__Exercise data__
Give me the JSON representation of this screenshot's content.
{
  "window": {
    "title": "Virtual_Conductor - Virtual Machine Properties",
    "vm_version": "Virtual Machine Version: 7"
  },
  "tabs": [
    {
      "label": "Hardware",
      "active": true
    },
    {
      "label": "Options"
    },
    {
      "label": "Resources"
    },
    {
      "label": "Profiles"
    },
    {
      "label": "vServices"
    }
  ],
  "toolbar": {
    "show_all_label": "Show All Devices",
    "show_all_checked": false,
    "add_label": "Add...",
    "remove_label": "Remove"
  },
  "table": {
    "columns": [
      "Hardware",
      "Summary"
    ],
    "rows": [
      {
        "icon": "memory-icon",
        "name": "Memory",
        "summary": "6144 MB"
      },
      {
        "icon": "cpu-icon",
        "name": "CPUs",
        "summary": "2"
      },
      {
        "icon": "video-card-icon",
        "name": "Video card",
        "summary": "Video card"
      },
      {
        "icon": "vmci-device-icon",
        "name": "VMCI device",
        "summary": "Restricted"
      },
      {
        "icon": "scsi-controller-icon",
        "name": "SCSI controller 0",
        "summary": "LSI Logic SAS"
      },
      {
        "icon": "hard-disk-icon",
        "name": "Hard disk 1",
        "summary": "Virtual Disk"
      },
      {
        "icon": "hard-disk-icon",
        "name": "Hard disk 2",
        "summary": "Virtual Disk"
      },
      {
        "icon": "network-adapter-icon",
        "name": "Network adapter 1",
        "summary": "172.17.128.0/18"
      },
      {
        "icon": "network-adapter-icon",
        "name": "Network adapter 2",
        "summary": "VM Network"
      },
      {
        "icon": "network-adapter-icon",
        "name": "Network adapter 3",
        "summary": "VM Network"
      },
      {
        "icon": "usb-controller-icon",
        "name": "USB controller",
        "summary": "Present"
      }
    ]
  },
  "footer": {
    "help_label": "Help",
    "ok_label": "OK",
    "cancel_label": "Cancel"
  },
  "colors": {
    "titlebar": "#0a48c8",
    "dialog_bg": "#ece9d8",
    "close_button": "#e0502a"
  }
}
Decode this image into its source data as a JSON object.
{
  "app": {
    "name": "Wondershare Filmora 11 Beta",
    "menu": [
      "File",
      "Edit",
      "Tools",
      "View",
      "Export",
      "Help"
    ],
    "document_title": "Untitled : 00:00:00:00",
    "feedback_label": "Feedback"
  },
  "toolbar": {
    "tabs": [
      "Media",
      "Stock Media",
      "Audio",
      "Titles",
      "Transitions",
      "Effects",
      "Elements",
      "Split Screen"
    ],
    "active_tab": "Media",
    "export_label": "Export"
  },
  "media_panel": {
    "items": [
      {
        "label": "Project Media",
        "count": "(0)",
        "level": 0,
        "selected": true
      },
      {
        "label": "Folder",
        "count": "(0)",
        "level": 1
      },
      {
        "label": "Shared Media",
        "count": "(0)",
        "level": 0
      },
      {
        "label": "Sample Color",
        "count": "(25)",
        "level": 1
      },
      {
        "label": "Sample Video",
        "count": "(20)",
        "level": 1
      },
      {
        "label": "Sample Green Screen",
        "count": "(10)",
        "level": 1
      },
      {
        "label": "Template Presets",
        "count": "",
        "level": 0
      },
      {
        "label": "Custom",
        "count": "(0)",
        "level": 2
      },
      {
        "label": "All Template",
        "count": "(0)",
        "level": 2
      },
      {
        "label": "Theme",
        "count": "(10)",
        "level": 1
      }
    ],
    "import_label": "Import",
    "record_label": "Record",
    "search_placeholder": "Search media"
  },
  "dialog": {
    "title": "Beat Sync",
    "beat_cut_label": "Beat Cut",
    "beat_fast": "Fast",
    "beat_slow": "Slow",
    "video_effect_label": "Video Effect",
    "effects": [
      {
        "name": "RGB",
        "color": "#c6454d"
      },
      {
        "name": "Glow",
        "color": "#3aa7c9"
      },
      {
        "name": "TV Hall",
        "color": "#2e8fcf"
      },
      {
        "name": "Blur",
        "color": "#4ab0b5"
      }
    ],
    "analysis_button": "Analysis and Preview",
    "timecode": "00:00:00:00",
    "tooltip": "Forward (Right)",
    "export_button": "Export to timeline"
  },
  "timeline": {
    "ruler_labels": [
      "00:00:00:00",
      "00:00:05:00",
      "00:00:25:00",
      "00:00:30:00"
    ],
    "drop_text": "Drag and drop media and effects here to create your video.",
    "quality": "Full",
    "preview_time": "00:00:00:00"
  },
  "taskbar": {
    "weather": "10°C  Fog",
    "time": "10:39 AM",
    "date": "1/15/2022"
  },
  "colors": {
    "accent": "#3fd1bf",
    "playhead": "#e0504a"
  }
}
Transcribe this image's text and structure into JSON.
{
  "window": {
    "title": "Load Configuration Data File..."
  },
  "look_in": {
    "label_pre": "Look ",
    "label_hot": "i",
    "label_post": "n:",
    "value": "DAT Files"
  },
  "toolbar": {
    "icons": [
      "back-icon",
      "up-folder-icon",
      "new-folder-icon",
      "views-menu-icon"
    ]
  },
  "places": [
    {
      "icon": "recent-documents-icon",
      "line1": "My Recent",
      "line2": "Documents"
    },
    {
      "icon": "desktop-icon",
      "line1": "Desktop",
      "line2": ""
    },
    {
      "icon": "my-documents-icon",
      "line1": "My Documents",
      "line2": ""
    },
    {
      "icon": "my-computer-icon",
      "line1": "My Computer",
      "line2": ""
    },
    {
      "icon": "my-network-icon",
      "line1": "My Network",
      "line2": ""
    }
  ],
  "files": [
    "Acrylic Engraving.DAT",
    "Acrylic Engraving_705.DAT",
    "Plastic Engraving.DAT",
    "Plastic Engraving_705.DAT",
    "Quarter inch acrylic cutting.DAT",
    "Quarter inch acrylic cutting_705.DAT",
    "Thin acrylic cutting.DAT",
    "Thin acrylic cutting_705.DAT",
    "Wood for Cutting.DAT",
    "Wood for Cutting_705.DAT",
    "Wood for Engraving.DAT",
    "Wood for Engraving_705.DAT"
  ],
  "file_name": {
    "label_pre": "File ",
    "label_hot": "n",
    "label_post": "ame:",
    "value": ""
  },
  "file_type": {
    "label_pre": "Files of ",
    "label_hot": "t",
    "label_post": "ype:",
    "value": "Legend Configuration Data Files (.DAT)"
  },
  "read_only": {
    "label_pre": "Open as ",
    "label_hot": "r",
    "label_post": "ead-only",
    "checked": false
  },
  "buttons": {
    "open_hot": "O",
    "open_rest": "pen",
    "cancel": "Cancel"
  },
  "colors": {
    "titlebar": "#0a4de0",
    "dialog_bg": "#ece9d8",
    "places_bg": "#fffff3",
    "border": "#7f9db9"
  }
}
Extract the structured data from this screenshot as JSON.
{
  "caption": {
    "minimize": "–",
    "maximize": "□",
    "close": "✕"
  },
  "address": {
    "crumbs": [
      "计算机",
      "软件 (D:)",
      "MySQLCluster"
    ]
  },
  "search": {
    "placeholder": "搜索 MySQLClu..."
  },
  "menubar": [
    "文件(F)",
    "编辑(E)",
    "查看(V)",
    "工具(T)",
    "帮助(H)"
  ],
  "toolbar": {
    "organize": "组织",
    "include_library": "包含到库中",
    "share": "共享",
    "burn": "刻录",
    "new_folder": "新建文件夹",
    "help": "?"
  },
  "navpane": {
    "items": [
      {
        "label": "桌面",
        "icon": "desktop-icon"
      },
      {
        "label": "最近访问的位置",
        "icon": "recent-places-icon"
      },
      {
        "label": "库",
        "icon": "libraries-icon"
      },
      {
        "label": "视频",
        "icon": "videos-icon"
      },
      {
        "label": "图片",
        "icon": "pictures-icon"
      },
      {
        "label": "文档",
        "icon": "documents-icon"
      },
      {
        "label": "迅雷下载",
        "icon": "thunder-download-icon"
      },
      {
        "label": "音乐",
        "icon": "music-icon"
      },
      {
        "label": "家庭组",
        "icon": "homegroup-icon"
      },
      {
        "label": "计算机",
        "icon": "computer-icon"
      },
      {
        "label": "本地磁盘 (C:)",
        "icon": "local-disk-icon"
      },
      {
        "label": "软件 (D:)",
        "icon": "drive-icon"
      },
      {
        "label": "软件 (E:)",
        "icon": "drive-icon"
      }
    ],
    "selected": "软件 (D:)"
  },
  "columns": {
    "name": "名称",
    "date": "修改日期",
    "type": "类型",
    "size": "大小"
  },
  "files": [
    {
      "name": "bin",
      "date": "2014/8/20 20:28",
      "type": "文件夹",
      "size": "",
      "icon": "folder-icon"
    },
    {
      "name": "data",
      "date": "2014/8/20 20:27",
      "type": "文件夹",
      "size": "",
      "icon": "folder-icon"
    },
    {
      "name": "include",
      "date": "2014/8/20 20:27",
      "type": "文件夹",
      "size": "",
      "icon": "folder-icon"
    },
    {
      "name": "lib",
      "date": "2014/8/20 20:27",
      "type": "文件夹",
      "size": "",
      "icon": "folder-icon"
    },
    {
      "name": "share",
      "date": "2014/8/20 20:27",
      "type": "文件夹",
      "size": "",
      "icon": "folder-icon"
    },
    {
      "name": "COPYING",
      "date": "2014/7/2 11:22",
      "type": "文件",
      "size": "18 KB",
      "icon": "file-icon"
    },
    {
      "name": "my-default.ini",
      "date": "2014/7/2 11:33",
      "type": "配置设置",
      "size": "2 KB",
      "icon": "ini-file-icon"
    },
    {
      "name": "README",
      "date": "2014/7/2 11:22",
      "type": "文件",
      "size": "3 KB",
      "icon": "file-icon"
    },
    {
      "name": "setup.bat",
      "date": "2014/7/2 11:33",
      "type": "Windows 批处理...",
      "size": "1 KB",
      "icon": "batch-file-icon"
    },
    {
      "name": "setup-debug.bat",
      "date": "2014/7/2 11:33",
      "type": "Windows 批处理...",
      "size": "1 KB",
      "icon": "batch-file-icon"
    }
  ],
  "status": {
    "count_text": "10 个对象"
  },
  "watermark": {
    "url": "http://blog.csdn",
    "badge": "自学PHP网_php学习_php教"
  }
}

__What this task involves__
Track down the lines that include the word "into" and copy them.

__The completed task__
Decode this image into its source data as a JSON object.
Transcribe this image's text and structure into JSON.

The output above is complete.